** Instructions to follow **
Compute the number of lines that include the string "Kimura", then output that number and nothing else.

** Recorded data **
== == ==

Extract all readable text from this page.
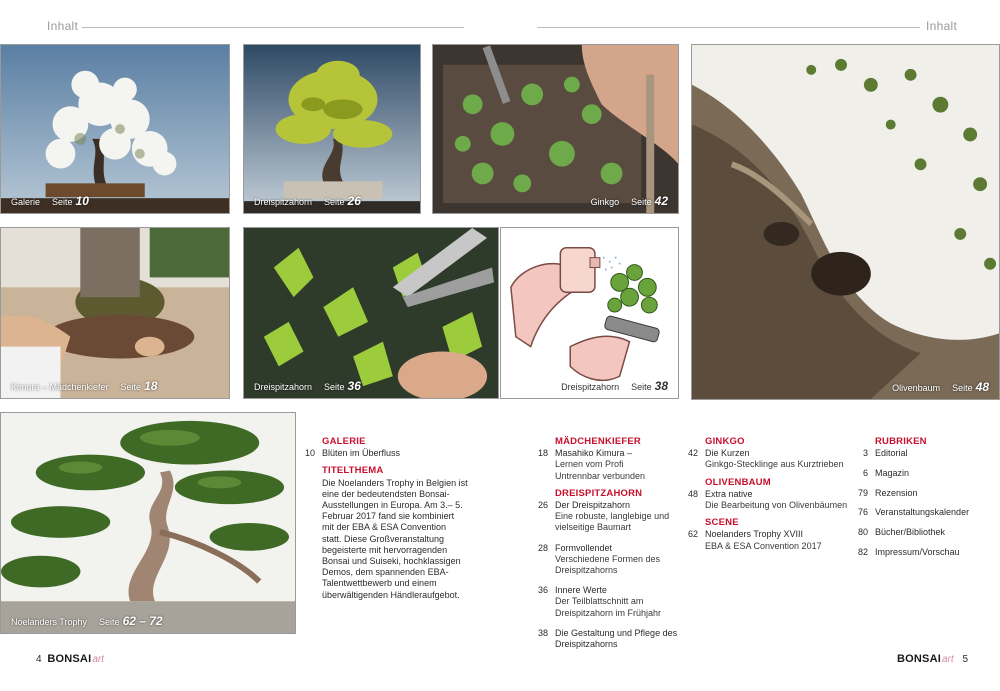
Inhalt	Inhalt
Galerie Seite 10	Dreispitzahorn Seite 26	Ginkgo Seite 42
Olivenbaum Seite 48
Kimura – Mädchenkiefer Seite 18	Dreispitzahorn Seite 36	Dreispitzahorn Seite 38
Noelanders Trophy Seite 62 – 72
GALERIE
10 Blüten im Überfluss
TITELTHEMA
Die Noelanders Trophy in Belgien ist eine der bedeutendsten Bonsai-Ausstellungen in Europa. Am 3.– 5. Februar 2017 fand sie kombiniert mit der EBA & ESA Convention statt. Diese Großveranstaltung begeisterte mit hervorragenden Bonsai und Suiseki, hochklassigen Demos, dem spannenden EBA-Talentwettbewerb und einem überwältigenden Händleraufgebot.
MÄDCHENKIEFER
18 Masahiko Kimura –
Lernen vom Profi
Untrennbar verbunden
DREISPITZAHORN
26 Der Dreispitzahorn
Eine robuste, langlebige und vielseitige Baumart
28 Formvollendet
Verschiedene Formen des Dreispitzahorns
36 Innere Werte
Der Teilblattschnitt am Dreispitzahorn im Frühjahr
38 Die Gestaltung und Pflege des Dreispitzahorns
GINKGO
42 Die Kurzen
Ginkgo-Stecklinge aus Kurztrieben
OLIVENBAUM
48 Extra native
Die Bearbeitung von Olivenbäumen
SCENE
62 Noelanders Trophy XVIII
EBA & ESA Convention 2017
RUBRIKEN
3 Editorial
6 Magazin
79 Rezension
76 Veranstaltungskalender
80 Bücher/Bibliothek
82 Impressum/Vorschau
4 BONSAIart	BONSAIart 5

== == ==

** Correct output **
2